**Problem statement**
Write out all of the lines below, exactly and completely.

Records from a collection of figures
⁂

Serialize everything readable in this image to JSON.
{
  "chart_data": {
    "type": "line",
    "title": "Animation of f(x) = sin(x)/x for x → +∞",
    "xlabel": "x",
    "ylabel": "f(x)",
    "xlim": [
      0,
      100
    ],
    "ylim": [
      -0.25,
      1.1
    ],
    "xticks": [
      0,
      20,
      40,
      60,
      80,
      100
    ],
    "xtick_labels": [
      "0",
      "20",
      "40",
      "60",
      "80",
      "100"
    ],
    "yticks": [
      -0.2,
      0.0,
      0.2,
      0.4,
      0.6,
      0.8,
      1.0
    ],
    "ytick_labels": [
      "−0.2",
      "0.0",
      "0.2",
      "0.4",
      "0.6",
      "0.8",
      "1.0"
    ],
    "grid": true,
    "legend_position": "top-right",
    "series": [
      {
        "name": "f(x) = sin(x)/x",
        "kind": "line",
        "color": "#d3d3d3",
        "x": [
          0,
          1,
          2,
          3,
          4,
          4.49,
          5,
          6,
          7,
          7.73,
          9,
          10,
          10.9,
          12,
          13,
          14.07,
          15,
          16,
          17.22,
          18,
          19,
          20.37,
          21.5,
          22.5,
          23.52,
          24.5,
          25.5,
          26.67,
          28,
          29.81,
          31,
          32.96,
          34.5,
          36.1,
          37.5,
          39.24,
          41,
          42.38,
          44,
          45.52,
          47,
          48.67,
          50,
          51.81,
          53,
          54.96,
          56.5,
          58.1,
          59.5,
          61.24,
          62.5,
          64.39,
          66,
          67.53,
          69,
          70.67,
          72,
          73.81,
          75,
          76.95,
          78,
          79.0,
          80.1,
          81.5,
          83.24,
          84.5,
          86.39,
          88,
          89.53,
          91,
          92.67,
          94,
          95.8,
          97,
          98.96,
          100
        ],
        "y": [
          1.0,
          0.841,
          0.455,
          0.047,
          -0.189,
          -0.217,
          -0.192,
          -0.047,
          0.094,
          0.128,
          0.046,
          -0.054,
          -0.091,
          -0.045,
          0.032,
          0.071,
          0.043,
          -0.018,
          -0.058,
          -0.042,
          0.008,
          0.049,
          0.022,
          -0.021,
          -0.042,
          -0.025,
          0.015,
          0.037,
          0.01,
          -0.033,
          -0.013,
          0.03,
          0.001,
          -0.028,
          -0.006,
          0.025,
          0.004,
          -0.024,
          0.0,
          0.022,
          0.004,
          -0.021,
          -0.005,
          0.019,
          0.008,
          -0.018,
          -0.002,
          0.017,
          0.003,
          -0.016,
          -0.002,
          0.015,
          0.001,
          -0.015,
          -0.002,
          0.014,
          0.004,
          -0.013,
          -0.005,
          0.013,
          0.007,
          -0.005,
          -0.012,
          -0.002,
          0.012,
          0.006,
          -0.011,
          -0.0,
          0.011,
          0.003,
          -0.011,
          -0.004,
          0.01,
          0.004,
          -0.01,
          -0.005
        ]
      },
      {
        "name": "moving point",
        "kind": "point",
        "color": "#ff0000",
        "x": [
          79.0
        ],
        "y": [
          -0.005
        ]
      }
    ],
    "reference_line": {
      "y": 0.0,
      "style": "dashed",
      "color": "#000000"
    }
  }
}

⁂

**Result of the exercise**
Serialize everything readable in this image to JSON.
{
  "chart_data": {
    "type": "line",
    "title": "Animation of f(x) = sin(x)/x for x → +∞",
    "xlabel": "x",
    "ylabel": "f(x)",
    "xlim": [
      0,
      100
    ],
    "ylim": [
      -0.25,
      1.1
    ],
    "xticks": [
      0,
      20,
      40,
      60,
      80,
      100
    ],
    "xtick_labels": [
      "0",
      "20",
      "40",
      "60",
      "80",
      "100"
    ],
    "yticks": [
      -0.2,
      0.0,
      0.2,
      0.4,
      0.6,
      0.8,
      1.0
    ],
    "ytick_labels": [
      "−0.2",
      "0.0",
      "0.2",
      "0.4",
      "0.6",
      "0.8",
      "1.0"
    ],
    "grid": true,
    "legend_position": "top-right",
    "series": [
      {
        "name": "f(x) = sin(x)/x",
        "kind": "line",
        "color": "#d3d3d3",
        "x": [
          0,
          1,
          2,
          3,
          4,
          4.49,
          5,
          6,
          7,
          7.73,
          9,
          10,
          10.9,
          12,
          13,
          14.07,
          15,
          16,
          17.22,
          18,
          19,
          20.37,
          21.5,
          22.5,
          23.52,
          24.5,
          25.5,
          26.67,
          28,
          29.81,
          31,
          32.96,
          34.5,
          36.1,
          37.5,
          39.24,
          41,
          42.38,
          44,
          45.52,
          47,
          48.67,
          50,
          51.81,
          53,
          54.96,
          56.5,
          58.1,
          59.5,
          61.24,
          62.5,
          64.39,
          66,
          67.53,
          69,
          70.67,
          72,
          73.81,
          75,
          76.95,
          78,
          79.0,
          80.1,
          81.5,
          83.24,
          84.5,
          86.39,
          88,
          89.53,
          91,
          92.67,
          94,
          95.8,
          97,
          98.96,
          100
        ],
        "y": [
          1.0,
          0.841,
          0.455,
          0.047,
          -0.189,
          -0.217,
          -0.192,
          -0.047,
          0.094,
          0.128,
          0.046,
          -0.054,
          -0.091,
          -0.045,
          0.032,
          0.071,
          0.043,
          -0.018,
          -0.058,
          -0.042,
          0.008,
          0.049,
          0.022,
          -0.021,
          -0.042,
          -0.025,
          0.015,
          0.037,
          0.01,
          -0.033,
          -0.013,
          0.03,
          0.001,
          -0.028,
          -0.006,
          0.025,
          0.004,
          -0.024,
          0.0,
          0.022,
          0.004,
          -0.021,
          -0.005,
          0.019,
          0.008,
          -0.018,
          -0.002,
          0.017,
          0.003,
          -0.016,
          -0.002,
          0.015,
          0.001,
          -0.015,
          -0.002,
          0.014,
          0.004,
          -0.013,
          -0.005,
          0.013,
          0.007,
          -0.005,
          -0.012,
          -0.002,
          0.012,
          0.006,
          -0.011,
          -0.0,
          0.011,
          0.003,
          -0.011,
          -0.004,
          0.01,
          0.004,
          -0.01,
          -0.005
        ]
      },
      {
        "name": "moving point",
        "kind": "point",
        "color": "#ff0000",
        "x": [
          79.0
        ],
        "y": [
          -0.005
        ]
      }
    ],
    "reference_line": {
      "y": 0.0,
      "style": "dashed",
      "color": "#000000"
    }
  }
}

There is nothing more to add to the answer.